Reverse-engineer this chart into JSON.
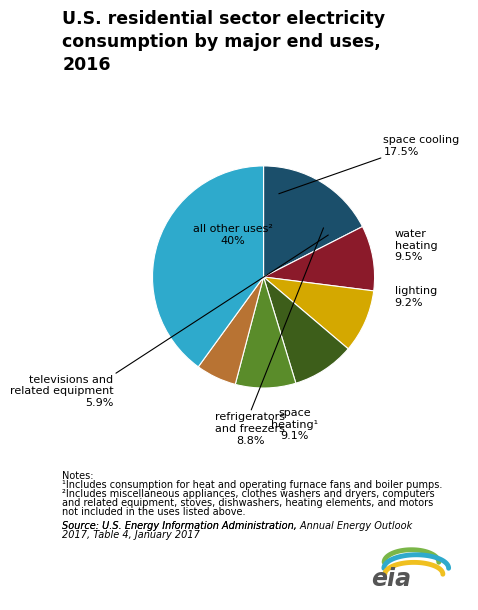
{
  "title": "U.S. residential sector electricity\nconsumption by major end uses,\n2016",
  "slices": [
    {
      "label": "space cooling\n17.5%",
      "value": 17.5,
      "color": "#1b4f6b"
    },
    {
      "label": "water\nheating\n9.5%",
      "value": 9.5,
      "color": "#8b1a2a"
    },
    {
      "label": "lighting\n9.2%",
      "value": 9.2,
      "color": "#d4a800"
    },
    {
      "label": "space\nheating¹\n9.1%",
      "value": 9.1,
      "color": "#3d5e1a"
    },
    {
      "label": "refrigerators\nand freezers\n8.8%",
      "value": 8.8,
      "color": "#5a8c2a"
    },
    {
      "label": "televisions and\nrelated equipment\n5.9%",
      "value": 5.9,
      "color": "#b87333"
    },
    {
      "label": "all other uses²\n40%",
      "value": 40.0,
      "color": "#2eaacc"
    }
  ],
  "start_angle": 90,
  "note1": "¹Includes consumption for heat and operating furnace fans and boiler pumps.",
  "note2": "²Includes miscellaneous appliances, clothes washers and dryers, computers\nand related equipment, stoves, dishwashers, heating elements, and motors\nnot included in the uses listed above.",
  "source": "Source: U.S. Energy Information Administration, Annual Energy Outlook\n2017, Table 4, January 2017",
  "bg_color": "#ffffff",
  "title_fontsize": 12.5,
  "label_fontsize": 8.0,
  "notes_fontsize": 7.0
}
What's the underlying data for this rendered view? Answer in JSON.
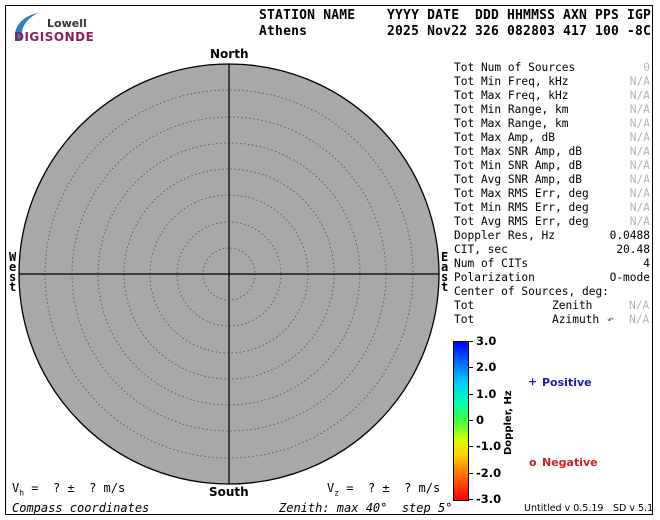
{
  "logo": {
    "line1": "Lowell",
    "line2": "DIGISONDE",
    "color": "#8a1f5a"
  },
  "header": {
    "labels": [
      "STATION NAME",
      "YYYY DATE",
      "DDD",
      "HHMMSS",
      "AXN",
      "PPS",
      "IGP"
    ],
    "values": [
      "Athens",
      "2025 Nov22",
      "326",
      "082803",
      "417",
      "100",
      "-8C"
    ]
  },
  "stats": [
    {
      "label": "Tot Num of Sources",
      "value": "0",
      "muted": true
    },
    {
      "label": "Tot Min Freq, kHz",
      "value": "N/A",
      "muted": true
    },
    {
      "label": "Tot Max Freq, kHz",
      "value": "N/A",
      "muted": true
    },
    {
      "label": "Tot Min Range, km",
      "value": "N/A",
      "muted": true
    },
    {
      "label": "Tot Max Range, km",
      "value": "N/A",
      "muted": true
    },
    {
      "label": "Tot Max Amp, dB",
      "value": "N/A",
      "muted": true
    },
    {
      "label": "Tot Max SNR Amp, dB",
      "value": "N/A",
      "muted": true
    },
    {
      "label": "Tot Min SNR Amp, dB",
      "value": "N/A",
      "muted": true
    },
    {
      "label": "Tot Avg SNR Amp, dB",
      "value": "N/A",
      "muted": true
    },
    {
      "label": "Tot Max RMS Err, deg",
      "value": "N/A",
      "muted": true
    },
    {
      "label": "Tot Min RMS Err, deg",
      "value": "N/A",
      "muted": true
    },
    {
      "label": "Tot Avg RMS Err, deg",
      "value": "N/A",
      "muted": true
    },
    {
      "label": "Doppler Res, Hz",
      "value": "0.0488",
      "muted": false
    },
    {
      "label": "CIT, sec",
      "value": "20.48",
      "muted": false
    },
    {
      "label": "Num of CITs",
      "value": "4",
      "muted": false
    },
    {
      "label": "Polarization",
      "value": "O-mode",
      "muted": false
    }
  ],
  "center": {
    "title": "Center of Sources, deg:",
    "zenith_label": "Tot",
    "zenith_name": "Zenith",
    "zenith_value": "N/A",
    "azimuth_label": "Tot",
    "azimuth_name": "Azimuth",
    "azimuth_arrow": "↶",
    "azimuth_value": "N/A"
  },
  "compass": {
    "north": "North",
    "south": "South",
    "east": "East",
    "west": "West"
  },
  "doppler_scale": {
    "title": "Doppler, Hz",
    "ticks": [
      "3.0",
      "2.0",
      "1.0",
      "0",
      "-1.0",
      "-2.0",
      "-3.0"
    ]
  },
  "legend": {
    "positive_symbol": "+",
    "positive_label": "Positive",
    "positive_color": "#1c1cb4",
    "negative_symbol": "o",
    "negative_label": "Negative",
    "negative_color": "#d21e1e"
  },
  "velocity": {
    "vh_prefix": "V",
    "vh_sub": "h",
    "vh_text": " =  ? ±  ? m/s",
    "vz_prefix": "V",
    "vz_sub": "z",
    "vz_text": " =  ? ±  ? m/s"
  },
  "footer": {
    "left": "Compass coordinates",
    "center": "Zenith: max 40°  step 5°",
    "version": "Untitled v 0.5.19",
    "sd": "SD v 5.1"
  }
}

+ + +

# [What is asked]
Look above for every line with the word "this" and copy it.

# [Complete response]
Reverse-engineer this chart into JSON.
What's the underlying data for this rendered view? Answer in JSON.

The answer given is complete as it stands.